# Aim
Locate the string "JSON" in the listing below. Copy every line where it is found.
[START Given information]
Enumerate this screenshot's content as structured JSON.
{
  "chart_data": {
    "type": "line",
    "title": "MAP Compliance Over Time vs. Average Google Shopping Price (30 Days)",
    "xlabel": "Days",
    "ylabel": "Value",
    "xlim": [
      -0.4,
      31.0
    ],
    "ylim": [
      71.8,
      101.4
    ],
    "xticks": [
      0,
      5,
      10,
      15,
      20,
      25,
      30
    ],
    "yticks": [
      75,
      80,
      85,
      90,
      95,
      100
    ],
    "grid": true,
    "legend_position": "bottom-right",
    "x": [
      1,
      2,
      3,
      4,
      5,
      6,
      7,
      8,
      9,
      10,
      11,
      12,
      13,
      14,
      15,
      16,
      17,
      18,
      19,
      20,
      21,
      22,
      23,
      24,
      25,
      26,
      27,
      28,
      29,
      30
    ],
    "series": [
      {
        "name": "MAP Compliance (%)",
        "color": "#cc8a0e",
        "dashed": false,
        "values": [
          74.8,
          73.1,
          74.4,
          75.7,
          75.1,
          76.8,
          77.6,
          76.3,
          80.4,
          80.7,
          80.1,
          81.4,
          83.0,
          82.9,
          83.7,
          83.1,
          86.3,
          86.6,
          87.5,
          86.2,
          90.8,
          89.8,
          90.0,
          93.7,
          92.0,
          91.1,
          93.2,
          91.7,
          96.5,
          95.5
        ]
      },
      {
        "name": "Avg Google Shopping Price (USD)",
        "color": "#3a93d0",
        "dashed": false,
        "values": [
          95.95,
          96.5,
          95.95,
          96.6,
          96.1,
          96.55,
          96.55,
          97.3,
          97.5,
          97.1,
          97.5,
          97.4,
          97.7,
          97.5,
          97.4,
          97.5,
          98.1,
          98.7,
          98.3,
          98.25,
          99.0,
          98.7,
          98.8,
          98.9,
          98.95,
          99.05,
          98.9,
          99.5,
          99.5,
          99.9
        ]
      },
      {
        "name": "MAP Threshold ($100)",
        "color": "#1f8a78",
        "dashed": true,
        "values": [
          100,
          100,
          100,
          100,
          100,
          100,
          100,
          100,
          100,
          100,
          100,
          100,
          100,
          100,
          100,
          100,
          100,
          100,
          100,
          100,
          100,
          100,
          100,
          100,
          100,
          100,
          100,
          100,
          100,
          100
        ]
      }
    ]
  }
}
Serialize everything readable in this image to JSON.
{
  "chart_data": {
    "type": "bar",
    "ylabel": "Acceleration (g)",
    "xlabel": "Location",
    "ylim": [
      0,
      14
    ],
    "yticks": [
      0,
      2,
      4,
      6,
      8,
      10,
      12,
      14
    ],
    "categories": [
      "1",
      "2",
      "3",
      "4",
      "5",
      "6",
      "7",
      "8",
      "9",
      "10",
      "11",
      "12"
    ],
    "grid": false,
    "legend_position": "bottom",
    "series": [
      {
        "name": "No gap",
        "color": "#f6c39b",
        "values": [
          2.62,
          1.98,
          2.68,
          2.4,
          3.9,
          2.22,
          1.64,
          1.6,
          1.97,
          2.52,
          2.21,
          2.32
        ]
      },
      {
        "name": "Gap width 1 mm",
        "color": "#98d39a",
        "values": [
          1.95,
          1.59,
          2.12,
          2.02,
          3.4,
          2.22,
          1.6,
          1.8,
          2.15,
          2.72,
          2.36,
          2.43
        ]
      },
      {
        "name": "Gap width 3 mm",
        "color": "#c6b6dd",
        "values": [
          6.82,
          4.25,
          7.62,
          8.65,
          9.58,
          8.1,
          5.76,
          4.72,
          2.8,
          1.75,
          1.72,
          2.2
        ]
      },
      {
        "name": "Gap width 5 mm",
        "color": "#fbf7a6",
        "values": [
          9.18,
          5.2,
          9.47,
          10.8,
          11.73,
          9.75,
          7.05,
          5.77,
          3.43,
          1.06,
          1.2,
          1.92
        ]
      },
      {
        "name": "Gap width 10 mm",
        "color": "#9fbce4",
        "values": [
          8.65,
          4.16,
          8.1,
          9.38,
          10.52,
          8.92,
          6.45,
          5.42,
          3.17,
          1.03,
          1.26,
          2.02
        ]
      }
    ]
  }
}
[END Given information]
# Correct output
Enumerate this screenshot's content as structured JSON.
Serialize everything readable in this image to JSON.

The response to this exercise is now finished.